### [THE EXERCISE]
Would you transcribe all of the data exactly, down to the last character?

Saved entries
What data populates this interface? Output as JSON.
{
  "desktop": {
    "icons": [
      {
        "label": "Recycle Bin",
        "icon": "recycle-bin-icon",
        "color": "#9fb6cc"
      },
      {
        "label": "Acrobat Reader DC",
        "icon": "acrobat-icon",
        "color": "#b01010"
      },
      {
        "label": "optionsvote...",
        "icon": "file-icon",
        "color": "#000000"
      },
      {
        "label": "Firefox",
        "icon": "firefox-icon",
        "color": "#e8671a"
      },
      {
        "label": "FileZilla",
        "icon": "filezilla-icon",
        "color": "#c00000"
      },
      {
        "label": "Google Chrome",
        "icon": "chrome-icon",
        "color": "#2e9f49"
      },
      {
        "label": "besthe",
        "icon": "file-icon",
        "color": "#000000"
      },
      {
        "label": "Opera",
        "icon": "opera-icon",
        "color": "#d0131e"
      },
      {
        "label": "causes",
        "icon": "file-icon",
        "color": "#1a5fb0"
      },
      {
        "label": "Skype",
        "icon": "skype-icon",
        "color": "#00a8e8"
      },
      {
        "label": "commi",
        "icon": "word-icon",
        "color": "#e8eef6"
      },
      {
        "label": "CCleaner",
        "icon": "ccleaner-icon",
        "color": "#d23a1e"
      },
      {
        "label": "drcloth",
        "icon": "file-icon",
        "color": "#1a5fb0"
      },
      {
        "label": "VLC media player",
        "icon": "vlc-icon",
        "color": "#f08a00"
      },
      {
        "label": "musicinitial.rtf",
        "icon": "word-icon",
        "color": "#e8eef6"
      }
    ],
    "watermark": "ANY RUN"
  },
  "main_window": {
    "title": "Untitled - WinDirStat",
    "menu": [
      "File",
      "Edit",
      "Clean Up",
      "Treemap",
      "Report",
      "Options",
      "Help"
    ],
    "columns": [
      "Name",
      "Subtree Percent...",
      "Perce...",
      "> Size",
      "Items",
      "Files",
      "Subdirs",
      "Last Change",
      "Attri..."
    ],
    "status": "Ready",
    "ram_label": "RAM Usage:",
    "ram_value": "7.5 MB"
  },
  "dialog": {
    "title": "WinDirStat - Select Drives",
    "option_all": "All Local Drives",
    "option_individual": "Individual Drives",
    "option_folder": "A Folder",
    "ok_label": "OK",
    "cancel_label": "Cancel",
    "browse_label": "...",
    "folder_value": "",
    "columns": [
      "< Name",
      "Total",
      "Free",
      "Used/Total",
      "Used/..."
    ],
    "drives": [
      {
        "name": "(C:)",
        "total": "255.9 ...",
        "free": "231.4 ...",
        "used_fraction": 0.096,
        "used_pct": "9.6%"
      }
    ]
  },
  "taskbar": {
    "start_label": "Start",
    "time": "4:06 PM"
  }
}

### [ANSWER TO THIS PROBLEM]
What data populates this interface? Output as JSON.
{
  "desktop": {
    "icons": [
      {
        "label": "Recycle Bin",
        "icon": "recycle-bin-icon",
        "color": "#9fb6cc"
      },
      {
        "label": "Acrobat Reader DC",
        "icon": "acrobat-icon",
        "color": "#b01010"
      },
      {
        "label": "optionsvote...",
        "icon": "file-icon",
        "color": "#000000"
      },
      {
        "label": "Firefox",
        "icon": "firefox-icon",
        "color": "#e8671a"
      },
      {
        "label": "FileZilla",
        "icon": "filezilla-icon",
        "color": "#c00000"
      },
      {
        "label": "Google Chrome",
        "icon": "chrome-icon",
        "color": "#2e9f49"
      },
      {
        "label": "besthe",
        "icon": "file-icon",
        "color": "#000000"
      },
      {
        "label": "Opera",
        "icon": "opera-icon",
        "color": "#d0131e"
      },
      {
        "label": "causes",
        "icon": "file-icon",
        "color": "#1a5fb0"
      },
      {
        "label": "Skype",
        "icon": "skype-icon",
        "color": "#00a8e8"
      },
      {
        "label": "commi",
        "icon": "word-icon",
        "color": "#e8eef6"
      },
      {
        "label": "CCleaner",
        "icon": "ccleaner-icon",
        "color": "#d23a1e"
      },
      {
        "label": "drcloth",
        "icon": "file-icon",
        "color": "#1a5fb0"
      },
      {
        "label": "VLC media player",
        "icon": "vlc-icon",
        "color": "#f08a00"
      },
      {
        "label": "musicinitial.rtf",
        "icon": "word-icon",
        "color": "#e8eef6"
      }
    ],
    "watermark": "ANY RUN"
  },
  "main_window": {
    "title": "Untitled - WinDirStat",
    "menu": [
      "File",
      "Edit",
      "Clean Up",
      "Treemap",
      "Report",
      "Options",
      "Help"
    ],
    "columns": [
      "Name",
      "Subtree Percent...",
      "Perce...",
      "> Size",
      "Items",
      "Files",
      "Subdirs",
      "Last Change",
      "Attri..."
    ],
    "status": "Ready",
    "ram_label": "RAM Usage:",
    "ram_value": "7.5 MB"
  },
  "dialog": {
    "title": "WinDirStat - Select Drives",
    "option_all": "All Local Drives",
    "option_individual": "Individual Drives",
    "option_folder": "A Folder",
    "ok_label": "OK",
    "cancel_label": "Cancel",
    "browse_label": "...",
    "folder_value": "",
    "columns": [
      "< Name",
      "Total",
      "Free",
      "Used/Total",
      "Used/..."
    ],
    "drives": [
      {
        "name": "(C:)",
        "total": "255.9 ...",
        "free": "231.4 ...",
        "used_fraction": 0.096,
        "used_pct": "9.6%"
      }
    ]
  },
  "taskbar": {
    "start_label": "Start",
    "time": "4:06 PM"
  }
}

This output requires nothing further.